begin
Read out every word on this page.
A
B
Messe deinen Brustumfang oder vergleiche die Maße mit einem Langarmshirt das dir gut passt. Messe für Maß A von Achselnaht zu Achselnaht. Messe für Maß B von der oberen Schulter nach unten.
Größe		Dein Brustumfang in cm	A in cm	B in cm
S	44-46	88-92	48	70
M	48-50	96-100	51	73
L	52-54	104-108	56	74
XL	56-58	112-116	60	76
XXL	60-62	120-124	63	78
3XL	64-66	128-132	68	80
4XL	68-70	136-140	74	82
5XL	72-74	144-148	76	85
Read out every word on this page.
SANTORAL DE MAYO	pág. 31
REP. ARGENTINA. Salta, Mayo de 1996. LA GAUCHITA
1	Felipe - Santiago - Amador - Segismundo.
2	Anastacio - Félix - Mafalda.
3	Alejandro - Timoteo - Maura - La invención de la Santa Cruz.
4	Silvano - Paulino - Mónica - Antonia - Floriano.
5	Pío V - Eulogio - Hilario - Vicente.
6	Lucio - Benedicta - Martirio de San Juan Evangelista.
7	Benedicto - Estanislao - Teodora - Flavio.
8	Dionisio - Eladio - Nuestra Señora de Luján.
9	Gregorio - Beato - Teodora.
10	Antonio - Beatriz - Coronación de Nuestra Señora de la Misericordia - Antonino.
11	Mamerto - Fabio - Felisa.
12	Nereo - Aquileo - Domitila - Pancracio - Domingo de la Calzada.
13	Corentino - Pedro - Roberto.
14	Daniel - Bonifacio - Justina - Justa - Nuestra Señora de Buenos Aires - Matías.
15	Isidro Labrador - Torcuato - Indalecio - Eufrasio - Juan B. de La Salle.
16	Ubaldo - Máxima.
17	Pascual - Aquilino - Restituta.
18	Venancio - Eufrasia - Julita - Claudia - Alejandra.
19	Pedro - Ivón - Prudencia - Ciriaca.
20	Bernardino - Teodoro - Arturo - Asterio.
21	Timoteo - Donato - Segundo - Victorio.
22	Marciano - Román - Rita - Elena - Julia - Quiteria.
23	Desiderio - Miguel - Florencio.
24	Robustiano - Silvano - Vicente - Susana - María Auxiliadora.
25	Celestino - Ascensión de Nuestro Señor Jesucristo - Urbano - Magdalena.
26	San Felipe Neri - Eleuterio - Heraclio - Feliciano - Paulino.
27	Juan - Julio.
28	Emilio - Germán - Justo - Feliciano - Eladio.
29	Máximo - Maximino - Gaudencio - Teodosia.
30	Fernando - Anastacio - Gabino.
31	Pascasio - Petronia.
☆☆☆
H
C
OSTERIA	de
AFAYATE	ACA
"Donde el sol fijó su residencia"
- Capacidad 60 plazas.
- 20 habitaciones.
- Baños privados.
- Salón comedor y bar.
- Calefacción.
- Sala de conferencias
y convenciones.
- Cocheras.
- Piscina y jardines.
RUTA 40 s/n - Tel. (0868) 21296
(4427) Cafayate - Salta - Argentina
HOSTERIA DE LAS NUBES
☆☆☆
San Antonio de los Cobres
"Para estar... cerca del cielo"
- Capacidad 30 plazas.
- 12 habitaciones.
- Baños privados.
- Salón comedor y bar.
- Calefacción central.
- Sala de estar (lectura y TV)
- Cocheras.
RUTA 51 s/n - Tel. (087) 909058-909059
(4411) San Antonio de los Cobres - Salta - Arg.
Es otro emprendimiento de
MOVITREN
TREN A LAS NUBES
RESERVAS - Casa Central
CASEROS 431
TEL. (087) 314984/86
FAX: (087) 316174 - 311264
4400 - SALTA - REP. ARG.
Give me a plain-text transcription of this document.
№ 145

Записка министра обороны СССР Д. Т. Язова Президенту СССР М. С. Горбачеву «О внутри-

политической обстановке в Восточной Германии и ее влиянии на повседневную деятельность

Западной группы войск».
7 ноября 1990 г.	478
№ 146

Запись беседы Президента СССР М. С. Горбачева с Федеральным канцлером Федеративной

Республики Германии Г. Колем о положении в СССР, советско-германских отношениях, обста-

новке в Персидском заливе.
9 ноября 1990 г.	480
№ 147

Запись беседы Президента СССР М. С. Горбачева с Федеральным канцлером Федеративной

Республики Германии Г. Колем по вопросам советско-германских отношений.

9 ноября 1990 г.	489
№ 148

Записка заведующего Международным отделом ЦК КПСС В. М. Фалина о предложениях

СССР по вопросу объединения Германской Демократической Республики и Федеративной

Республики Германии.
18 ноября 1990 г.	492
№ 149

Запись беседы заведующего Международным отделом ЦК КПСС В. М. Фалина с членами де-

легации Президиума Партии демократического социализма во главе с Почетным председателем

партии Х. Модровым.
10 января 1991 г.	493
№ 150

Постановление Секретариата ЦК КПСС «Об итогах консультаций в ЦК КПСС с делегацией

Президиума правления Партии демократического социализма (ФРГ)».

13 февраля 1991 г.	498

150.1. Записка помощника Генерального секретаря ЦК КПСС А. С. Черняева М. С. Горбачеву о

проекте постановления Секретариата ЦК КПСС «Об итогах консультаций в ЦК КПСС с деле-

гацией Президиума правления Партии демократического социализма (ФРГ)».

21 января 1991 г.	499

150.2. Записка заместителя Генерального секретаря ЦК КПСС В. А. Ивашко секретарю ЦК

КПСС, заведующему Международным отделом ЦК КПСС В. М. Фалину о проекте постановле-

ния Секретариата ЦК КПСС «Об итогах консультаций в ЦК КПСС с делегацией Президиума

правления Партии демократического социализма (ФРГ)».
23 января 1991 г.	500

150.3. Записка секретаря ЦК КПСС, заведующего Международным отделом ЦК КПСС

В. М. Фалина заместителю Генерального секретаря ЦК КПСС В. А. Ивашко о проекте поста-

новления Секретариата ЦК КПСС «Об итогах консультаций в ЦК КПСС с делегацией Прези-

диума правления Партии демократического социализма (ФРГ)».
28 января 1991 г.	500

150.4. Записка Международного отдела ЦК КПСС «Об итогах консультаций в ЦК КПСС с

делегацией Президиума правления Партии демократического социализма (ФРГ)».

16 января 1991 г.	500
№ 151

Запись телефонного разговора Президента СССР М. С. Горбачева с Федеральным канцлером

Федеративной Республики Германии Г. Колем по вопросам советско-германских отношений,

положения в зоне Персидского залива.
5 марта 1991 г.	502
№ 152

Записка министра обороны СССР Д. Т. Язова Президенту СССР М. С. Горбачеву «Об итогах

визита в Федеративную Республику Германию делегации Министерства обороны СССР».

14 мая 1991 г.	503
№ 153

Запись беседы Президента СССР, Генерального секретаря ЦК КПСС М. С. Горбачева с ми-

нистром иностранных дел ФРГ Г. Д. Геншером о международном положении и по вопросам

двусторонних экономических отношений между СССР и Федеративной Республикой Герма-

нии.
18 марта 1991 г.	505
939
end
From the entries above, collect every line with the string "Генерального" in it.

150.1. Записка помощника Генерального секретаря ЦК КПСС А. С. Черняева М. С. Горбачеву о
150.2. Записка заместителя Генерального секретаря ЦК КПСС В. А. Ивашко секретарю ЦК
В. М. Фалина заместителю Генерального секретаря ЦК КПСС В. А. Ивашко о проекте поста-
Запись беседы Президента СССР, Генерального секретаря ЦК КПСС М. С. Горбачева с ми-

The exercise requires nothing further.